▶ _GIVEN REQUEST_
Leave out any pictures and transcribe all other data below exactly.

▶ _DATASET EXCERPTS_
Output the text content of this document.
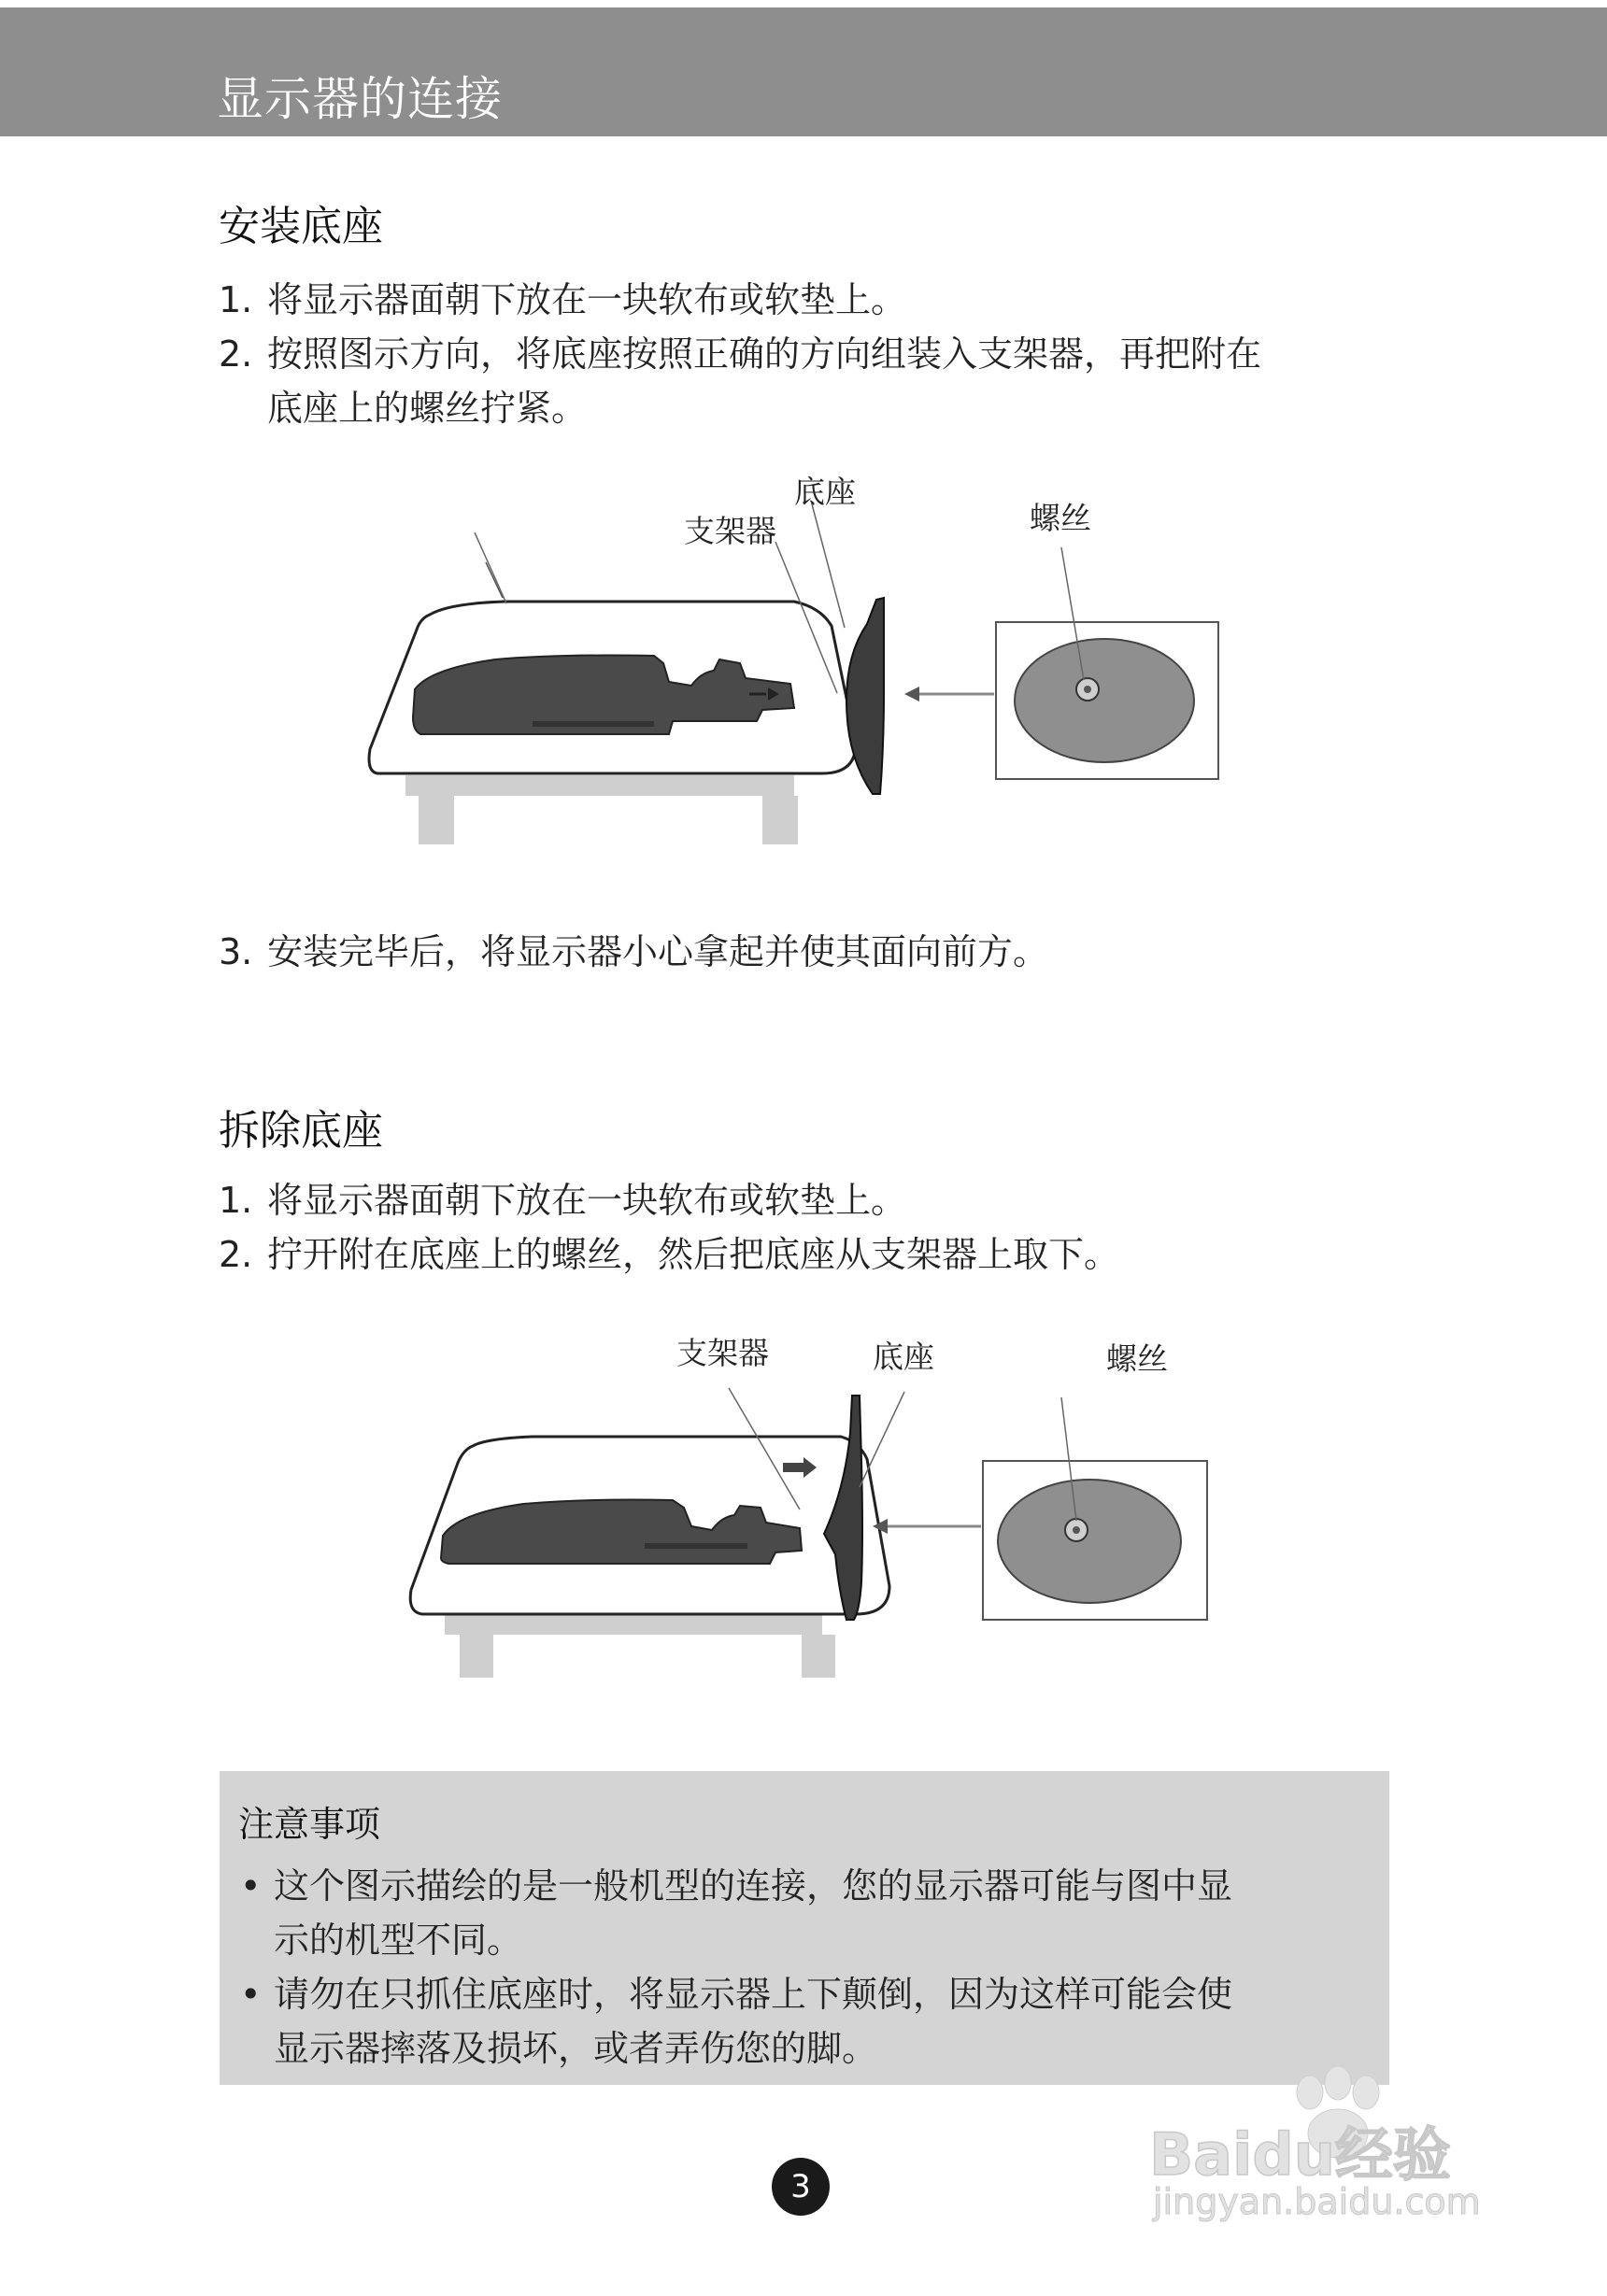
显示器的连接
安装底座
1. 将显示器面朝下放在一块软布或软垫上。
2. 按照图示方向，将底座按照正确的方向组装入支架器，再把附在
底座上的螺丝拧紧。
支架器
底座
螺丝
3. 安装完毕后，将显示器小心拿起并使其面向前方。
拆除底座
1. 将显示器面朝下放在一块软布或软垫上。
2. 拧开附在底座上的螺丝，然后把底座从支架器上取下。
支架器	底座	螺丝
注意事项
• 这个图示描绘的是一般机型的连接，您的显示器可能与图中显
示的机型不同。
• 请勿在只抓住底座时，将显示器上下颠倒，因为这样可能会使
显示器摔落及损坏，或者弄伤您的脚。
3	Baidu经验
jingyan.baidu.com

▶ _THE OUTPUT_
Output the text content of this document.
显示器的连接
安装底座
1. 将显示器面朝下放在一块软布或软垫上。
2. 按照图示方向，将底座按照正确的方向组装入支架器，再把附在
底座上的螺丝拧紧。
支架器
底座
螺丝
3. 安装完毕后，将显示器小心拿起并使其面向前方。
拆除底座
1. 将显示器面朝下放在一块软布或软垫上。
2. 拧开附在底座上的螺丝，然后把底座从支架器上取下。
支架器	底座	螺丝
注意事项
• 这个图示描绘的是一般机型的连接，您的显示器可能与图中显
示的机型不同。
• 请勿在只抓住底座时，将显示器上下颠倒，因为这样可能会使
显示器摔落及损坏，或者弄伤您的脚。
3	Baidu经验
jingyan.baidu.com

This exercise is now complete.